Pictures do not belong in your copy. Repeat all the other data exactly.

* _EXCERPTED DATA_:
┄┄┄┄┄┄┄┄┄┄

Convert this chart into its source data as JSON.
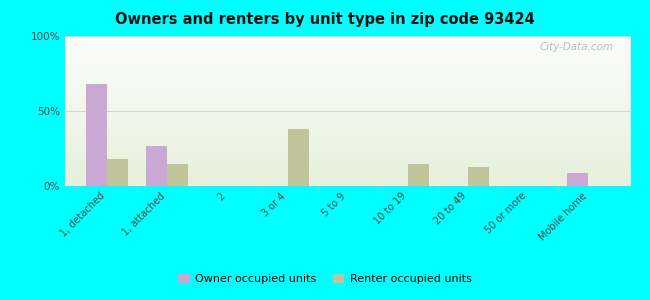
{
  "title": "Owners and renters by unit type in zip code 93424",
  "categories": [
    "1, detached",
    "1, attached",
    "2",
    "3 or 4",
    "5 to 9",
    "10 to 19",
    "20 to 49",
    "50 or more",
    "Mobile home"
  ],
  "owner_values": [
    68,
    27,
    0,
    0,
    0,
    0,
    0,
    0,
    9
  ],
  "renter_values": [
    18,
    15,
    0,
    38,
    0,
    15,
    13,
    0,
    0
  ],
  "owner_color": "#c9a8d4",
  "renter_color": "#bfc49a",
  "outer_bg": "#00ffff",
  "ylim": [
    0,
    100
  ],
  "yticks": [
    0,
    50,
    100
  ],
  "ytick_labels": [
    "0%",
    "50%",
    "100%"
  ],
  "bar_width": 0.35,
  "legend_owner": "Owner occupied units",
  "legend_renter": "Renter occupied units",
  "watermark": "City-Data.com",
  "bg_top_left": "#d8ede4",
  "bg_top_right": "#e8f5f0",
  "bg_bottom": "#e8f0d8"
}
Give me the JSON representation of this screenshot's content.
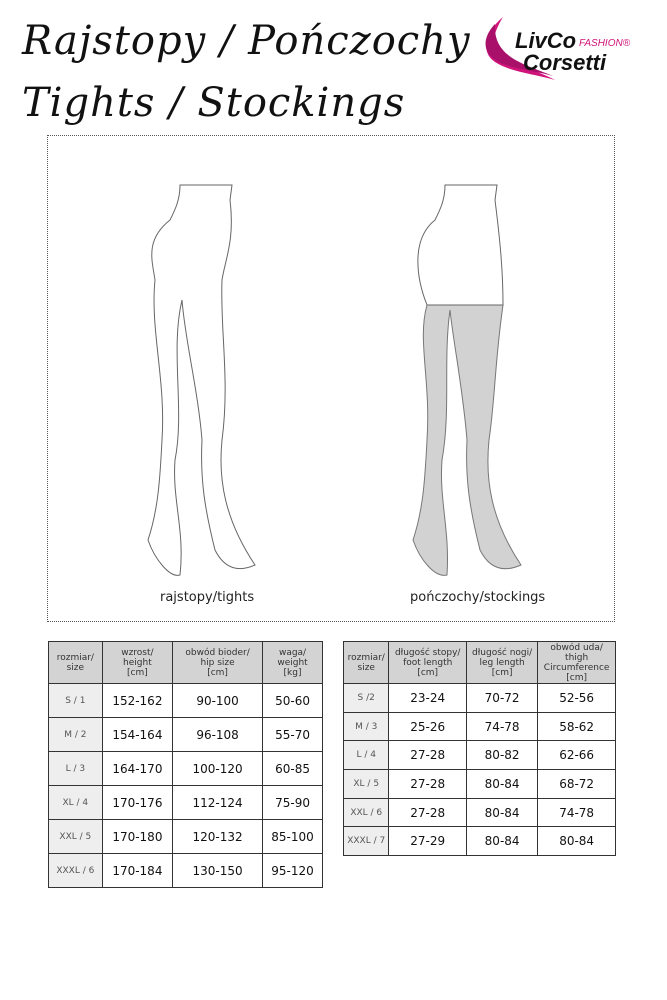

┄┄┄┄┄┄┄┄┄┄

* _REPLY_:
Convert this chart into its source data as JSON.
{
  "title": "Owners and renters by unit type in zip code 93424",
  "categories": [
    "1, detached",
    "1, attached",
    "2",
    "3 or 4",
    "5 to 9",
    "10 to 19",
    "20 to 49",
    "50 or more",
    "Mobile home"
  ],
  "owner_values": [
    68,
    27,
    0,
    0,
    0,
    0,
    0,
    0,
    9
  ],
  "renter_values": [
    18,
    15,
    0,
    38,
    0,
    15,
    13,
    0,
    0
  ],
  "owner_color": "#c9a8d4",
  "renter_color": "#bfc49a",
  "outer_bg": "#00ffff",
  "ylim": [
    0,
    100
  ],
  "yticks": [
    0,
    50,
    100
  ],
  "ytick_labels": [
    "0%",
    "50%",
    "100%"
  ],
  "bar_width": 0.35,
  "legend_owner": "Owner occupied units",
  "legend_renter": "Renter occupied units",
  "watermark": "City-Data.com",
  "bg_top_left": "#d8ede4",
  "bg_top_right": "#e8f5f0",
  "bg_bottom": "#e8f0d8"
}
Give me the JSON representation of this screenshot's content.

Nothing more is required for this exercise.